Passage shown

################

English grammar innovation? New reflexive pronouns?

David Costa pankihtamwa at earthlink.net
Sun Feb 13 18:59:46 UTC 2011


Both 'themself' and 'theirselves' have been around a while. I first  
noticed 'themself' in the '80s and might even use it myself.  
'Themself' presumably arose as a result of the use of 'they' as a  
gender-neutral 3rd person singular pronoun. Also note that 'themself'  
gets 1.7 million Google hits.

It's discussed some here: http://itre.cis.upenn.edu/~myl/languagelog/archives/004285.html

Dave Costa

>
> Dear Colleagues,
>
> 	In my English grammar class a few days ago my undergraduates  
> claimed to have two reflexive pronouns that I have never heard  
> before.  I wonder how wide-spread this is, or what other comments  
> you might have about it.

################

Rows
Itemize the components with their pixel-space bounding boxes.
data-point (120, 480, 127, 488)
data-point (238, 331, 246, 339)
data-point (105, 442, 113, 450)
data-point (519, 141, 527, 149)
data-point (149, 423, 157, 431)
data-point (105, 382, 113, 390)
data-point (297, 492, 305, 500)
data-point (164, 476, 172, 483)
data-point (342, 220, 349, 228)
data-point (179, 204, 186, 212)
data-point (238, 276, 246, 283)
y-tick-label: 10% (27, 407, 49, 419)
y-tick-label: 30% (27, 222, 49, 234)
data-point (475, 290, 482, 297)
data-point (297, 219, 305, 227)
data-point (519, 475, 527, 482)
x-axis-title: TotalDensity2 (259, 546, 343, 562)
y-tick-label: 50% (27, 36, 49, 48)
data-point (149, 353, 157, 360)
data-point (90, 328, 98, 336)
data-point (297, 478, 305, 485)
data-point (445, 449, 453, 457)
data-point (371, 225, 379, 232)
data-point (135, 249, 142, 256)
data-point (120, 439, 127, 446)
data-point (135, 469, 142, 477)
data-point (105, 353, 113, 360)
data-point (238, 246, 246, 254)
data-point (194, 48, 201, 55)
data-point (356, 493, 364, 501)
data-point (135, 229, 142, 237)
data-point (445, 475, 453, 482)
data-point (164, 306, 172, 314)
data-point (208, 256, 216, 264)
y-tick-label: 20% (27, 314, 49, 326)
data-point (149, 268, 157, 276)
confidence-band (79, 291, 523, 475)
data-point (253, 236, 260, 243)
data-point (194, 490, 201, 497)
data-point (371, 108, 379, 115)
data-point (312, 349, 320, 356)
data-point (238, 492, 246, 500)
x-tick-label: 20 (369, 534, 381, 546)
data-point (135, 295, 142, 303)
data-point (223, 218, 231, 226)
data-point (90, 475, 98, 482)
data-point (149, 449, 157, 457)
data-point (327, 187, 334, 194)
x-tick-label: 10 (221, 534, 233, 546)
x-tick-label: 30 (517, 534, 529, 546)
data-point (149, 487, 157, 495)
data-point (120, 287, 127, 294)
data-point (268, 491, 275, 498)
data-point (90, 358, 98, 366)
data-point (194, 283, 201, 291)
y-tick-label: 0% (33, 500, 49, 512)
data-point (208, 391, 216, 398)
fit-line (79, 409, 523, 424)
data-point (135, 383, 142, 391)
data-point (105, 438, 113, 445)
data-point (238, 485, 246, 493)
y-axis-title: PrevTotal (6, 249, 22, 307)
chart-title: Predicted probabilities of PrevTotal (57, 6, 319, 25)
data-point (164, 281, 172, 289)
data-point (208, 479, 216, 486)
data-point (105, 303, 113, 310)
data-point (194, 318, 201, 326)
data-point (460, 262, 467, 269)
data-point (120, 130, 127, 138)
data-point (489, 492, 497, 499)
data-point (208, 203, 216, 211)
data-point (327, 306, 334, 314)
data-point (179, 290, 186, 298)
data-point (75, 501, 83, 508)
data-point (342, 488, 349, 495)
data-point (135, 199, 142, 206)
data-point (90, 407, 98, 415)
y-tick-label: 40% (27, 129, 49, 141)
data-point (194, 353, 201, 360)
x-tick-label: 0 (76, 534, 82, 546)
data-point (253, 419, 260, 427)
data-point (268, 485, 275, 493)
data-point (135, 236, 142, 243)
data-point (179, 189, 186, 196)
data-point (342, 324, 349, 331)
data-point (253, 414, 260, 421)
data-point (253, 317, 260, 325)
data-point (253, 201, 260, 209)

################

Goal 1
Answer these questions about the post on new reflexive pronouns:
(a) In which decade did the writer first notice 'themself'?
(b) How many Google hits does the post say 'themself' gets?
(c) How many reflexive pronouns did the undergraduates claim to have?
Goal 2
Rewrite the post on new reflexive pronouns, starting with "David Costa pankihtamwa" and going on through "use it myself.", with "noticed" swapped for "spotted".

Exercise answer 1
(a) The '80s.
(b) 1.7 million.
(c) Two.

Exercise answer 2
David Costa pankihtamwa at earthlink.net
Sun Feb 13 18:59:46 UTC 2011


Both 'themself' and 'theirselves' have been around a while. I first  
spotted 'themself' in the '80s and might even use it myself.